TASK TO COMPLETE: Retype, without alteration, each line from the line containing "What does this" to the final line of the records.

-- START RECORDS FOR THE TASK --

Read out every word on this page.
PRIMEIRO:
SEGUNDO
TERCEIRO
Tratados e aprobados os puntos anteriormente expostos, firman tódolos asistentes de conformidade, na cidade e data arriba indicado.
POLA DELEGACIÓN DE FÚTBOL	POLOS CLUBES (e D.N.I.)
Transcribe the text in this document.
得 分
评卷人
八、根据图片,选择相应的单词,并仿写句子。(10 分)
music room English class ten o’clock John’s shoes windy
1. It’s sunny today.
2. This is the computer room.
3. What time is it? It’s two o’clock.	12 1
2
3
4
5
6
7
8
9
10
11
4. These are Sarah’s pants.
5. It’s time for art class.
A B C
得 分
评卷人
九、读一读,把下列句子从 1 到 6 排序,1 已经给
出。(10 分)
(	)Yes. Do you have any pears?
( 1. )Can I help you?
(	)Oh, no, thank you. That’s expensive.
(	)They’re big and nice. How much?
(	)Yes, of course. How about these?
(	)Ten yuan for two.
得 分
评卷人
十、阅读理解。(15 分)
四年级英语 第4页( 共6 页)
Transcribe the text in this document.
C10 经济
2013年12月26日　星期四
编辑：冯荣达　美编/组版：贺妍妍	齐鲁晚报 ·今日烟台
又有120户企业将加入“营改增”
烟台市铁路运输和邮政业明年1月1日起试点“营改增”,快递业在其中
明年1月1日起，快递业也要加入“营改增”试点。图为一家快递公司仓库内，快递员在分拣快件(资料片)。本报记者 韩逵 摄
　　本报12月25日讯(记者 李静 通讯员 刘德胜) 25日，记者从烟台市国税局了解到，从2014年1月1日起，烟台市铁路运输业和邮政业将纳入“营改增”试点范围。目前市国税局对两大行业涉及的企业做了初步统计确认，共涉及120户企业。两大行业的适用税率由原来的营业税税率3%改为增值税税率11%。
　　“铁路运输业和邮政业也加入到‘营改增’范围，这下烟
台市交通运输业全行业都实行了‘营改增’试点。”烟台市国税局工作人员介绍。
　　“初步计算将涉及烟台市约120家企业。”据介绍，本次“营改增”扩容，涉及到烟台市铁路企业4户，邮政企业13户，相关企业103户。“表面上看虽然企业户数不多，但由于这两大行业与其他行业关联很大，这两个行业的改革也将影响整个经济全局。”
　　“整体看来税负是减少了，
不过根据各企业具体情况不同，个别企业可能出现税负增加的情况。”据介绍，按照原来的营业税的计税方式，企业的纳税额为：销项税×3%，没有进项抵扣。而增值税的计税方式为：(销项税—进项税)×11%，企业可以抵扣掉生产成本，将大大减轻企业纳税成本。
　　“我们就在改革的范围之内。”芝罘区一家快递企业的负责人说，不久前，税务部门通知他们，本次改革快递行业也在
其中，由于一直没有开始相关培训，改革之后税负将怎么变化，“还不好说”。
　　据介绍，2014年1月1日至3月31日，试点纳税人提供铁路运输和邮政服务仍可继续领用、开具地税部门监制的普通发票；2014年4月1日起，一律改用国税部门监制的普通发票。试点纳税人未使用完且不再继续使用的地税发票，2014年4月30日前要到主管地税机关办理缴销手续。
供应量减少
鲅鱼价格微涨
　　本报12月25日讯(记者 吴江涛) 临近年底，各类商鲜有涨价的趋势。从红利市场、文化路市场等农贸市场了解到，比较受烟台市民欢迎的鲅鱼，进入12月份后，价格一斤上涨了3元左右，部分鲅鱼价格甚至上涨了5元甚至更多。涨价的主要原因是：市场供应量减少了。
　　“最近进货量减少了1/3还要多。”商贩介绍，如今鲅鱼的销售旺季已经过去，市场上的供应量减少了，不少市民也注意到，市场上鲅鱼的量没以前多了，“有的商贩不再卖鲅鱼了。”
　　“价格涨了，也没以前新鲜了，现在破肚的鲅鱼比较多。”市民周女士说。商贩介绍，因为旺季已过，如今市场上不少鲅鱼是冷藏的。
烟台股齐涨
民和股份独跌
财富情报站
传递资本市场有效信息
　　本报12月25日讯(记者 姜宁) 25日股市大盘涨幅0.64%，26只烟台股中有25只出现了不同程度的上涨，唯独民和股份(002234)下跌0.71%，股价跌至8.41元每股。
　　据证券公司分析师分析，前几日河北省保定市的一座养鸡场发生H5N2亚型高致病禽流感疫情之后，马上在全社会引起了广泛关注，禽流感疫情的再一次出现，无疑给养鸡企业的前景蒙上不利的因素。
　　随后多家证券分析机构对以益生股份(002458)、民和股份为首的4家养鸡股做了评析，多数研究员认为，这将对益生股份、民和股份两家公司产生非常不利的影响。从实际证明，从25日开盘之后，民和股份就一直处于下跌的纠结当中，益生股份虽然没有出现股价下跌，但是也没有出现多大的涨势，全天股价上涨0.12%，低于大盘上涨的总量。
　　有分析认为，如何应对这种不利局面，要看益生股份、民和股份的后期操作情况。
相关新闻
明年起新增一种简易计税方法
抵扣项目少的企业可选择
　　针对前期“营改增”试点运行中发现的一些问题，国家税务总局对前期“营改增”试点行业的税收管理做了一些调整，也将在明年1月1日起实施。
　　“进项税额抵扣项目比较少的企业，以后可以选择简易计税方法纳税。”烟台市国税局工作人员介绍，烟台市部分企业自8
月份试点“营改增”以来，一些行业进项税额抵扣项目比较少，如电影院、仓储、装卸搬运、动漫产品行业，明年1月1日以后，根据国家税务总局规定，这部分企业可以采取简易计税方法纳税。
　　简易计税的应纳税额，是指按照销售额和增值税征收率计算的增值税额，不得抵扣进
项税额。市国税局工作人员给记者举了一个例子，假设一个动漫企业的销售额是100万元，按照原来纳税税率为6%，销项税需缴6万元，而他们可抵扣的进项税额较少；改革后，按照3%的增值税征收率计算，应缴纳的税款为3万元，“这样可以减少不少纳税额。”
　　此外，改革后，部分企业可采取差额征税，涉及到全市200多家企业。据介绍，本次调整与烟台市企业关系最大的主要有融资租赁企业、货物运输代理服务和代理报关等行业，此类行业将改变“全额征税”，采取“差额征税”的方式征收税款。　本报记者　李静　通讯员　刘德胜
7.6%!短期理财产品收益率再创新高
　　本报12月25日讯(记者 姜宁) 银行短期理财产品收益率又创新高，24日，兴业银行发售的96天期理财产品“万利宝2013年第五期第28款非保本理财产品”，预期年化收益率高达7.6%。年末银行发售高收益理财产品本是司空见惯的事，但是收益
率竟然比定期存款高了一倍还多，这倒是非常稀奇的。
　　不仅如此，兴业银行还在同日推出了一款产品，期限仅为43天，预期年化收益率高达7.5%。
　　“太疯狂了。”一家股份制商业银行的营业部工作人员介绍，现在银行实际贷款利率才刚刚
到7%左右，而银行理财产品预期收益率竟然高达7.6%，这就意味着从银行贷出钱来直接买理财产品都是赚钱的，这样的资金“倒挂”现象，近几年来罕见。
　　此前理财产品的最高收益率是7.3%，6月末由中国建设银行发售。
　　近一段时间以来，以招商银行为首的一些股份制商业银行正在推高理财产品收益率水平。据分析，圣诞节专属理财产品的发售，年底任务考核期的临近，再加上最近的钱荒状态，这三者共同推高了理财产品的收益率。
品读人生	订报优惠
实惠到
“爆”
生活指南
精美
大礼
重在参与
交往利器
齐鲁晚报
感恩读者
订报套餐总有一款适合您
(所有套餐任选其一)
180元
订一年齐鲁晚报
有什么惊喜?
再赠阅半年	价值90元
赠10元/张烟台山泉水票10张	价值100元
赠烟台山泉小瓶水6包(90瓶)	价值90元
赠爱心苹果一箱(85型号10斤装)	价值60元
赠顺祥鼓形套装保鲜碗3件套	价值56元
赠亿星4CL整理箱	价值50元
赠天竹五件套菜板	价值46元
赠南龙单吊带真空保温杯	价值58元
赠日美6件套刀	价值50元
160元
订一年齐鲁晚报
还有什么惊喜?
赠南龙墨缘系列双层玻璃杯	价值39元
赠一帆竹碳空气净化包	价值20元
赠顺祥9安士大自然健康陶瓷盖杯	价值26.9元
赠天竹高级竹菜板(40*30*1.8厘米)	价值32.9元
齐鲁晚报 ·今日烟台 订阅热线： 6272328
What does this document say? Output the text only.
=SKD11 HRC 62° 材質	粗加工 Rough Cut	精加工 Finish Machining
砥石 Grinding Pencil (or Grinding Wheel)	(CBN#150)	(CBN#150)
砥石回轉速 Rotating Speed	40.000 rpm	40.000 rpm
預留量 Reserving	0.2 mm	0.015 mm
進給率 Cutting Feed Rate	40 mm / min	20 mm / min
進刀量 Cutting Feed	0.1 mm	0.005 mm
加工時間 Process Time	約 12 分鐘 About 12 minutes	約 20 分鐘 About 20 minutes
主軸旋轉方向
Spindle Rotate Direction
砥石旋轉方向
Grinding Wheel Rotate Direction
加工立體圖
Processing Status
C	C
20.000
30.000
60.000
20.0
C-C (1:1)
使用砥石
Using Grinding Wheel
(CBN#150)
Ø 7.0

-- END RECORDS FOR THE TASK --

TASK ANSWER:
What does this document say? Output the text only.
=SKD11 HRC 62° 材質	粗加工 Rough Cut	精加工 Finish Machining
砥石 Grinding Pencil (or Grinding Wheel)	(CBN#150)	(CBN#150)
砥石回轉速 Rotating Speed	40.000 rpm	40.000 rpm
預留量 Reserving	0.2 mm	0.015 mm
進給率 Cutting Feed Rate	40 mm / min	20 mm / min
進刀量 Cutting Feed	0.1 mm	0.005 mm
加工時間 Process Time	約 12 分鐘 About 12 minutes	約 20 分鐘 About 20 minutes
主軸旋轉方向
Spindle Rotate Direction
砥石旋轉方向
Grinding Wheel Rotate Direction
加工立體圖
Processing Status
C	C
20.000
30.000
60.000
20.0
C-C (1:1)
使用砥石
Using Grinding Wheel
(CBN#150)
Ø 7.0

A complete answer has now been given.